Exercise brief => Find the lines that hold the word "упаковка" and return them.
___ Data
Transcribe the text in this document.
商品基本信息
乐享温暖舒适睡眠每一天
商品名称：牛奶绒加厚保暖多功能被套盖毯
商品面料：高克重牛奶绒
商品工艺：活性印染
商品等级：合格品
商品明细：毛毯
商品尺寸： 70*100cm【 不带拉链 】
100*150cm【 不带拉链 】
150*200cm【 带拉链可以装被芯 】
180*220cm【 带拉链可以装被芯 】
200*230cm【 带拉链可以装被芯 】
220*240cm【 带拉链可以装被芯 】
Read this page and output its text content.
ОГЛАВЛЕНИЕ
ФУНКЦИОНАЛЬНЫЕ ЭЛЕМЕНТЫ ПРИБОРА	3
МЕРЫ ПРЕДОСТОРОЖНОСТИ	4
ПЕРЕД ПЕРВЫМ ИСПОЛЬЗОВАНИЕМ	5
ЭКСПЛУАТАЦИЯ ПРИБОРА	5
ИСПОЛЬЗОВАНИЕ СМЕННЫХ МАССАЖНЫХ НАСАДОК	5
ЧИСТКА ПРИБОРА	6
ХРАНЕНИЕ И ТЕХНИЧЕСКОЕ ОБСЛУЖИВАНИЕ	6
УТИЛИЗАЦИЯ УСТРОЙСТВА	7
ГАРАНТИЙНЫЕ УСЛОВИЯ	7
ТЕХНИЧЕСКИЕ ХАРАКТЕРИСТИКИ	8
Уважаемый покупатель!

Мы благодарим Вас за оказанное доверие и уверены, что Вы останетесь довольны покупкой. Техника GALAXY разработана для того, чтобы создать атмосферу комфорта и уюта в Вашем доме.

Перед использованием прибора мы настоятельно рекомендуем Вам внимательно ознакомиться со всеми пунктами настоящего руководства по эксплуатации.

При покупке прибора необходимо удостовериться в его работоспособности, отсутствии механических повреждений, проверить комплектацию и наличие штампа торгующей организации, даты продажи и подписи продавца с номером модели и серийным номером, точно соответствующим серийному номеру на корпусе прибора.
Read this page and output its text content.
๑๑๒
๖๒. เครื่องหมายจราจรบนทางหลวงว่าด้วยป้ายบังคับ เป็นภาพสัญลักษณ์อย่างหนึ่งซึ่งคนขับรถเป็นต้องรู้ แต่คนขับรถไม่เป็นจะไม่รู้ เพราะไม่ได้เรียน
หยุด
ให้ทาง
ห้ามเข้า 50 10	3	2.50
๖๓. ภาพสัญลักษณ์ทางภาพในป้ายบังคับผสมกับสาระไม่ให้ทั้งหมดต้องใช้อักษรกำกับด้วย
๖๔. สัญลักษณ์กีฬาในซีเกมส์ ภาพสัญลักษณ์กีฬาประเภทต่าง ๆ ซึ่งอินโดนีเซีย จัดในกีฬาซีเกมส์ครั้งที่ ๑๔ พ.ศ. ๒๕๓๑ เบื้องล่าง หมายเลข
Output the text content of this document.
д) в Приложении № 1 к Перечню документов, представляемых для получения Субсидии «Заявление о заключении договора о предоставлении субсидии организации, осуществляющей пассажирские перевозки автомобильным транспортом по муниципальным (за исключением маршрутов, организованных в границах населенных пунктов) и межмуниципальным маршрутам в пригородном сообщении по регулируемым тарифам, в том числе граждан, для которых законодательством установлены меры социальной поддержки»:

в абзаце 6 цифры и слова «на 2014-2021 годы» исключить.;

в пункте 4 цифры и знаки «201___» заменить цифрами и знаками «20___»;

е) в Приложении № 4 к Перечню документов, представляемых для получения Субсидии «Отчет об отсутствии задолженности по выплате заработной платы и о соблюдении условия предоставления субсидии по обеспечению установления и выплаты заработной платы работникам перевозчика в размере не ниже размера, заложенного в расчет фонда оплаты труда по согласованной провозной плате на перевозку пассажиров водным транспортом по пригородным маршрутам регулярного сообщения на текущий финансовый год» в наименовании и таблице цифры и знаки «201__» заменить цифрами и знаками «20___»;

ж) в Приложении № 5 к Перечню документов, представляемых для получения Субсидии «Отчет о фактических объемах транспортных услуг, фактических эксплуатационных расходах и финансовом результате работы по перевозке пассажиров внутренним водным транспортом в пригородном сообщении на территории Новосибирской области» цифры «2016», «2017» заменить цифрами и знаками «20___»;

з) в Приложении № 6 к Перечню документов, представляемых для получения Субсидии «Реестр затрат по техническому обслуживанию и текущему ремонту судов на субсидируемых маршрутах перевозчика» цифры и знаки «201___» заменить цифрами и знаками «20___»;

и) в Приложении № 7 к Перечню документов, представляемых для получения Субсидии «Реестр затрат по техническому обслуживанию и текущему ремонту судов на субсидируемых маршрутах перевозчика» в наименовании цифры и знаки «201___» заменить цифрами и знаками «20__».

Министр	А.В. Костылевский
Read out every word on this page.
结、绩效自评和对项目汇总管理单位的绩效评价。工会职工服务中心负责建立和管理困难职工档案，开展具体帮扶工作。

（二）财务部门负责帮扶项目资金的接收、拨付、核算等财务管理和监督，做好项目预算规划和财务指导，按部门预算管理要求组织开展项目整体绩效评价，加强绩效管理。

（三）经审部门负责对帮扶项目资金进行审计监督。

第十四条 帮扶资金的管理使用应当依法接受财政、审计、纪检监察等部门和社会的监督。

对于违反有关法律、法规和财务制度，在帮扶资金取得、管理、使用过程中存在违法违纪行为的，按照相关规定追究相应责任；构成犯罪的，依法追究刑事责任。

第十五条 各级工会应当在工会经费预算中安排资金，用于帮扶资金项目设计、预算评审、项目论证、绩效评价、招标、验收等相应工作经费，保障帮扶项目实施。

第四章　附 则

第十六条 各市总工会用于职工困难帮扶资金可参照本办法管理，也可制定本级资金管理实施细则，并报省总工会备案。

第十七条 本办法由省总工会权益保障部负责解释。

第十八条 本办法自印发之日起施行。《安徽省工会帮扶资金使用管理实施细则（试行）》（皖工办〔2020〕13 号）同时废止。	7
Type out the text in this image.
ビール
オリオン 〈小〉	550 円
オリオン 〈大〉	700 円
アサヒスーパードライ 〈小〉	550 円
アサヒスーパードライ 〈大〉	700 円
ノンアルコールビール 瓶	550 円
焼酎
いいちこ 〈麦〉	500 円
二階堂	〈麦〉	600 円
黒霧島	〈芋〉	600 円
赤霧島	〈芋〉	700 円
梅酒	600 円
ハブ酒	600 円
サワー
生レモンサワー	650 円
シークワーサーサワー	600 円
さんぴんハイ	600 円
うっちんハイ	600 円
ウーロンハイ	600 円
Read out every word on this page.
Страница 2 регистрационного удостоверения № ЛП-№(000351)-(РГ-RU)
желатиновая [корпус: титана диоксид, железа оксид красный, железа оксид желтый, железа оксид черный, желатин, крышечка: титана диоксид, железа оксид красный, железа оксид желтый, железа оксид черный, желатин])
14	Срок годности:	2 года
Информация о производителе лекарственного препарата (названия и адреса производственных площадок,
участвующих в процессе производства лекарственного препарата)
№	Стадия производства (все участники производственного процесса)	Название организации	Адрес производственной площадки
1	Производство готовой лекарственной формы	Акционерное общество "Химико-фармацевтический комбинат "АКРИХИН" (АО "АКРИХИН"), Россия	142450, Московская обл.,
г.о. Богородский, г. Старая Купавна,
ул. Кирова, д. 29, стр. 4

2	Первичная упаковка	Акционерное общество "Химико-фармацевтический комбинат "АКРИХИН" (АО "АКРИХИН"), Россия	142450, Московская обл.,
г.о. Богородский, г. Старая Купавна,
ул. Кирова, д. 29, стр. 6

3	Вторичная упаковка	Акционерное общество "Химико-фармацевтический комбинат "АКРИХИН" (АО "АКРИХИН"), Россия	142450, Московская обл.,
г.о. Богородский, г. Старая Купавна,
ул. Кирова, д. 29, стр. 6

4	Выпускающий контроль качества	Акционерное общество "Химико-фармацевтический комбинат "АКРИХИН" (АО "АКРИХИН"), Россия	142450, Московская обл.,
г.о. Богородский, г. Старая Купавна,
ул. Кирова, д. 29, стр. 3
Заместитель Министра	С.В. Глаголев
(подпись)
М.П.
______
The output =>
2	Первичная упаковка	Акционерное общество "Химико-фармацевтический комбинат "АКРИХИН" (АО "АКРИХИН"), Россия	142450, Московская обл.,
3	Вторичная упаковка	Акционерное общество "Химико-фармацевтический комбинат "АКРИХИН" (АО "АКРИХИН"), Россия	142450, Московская обл.,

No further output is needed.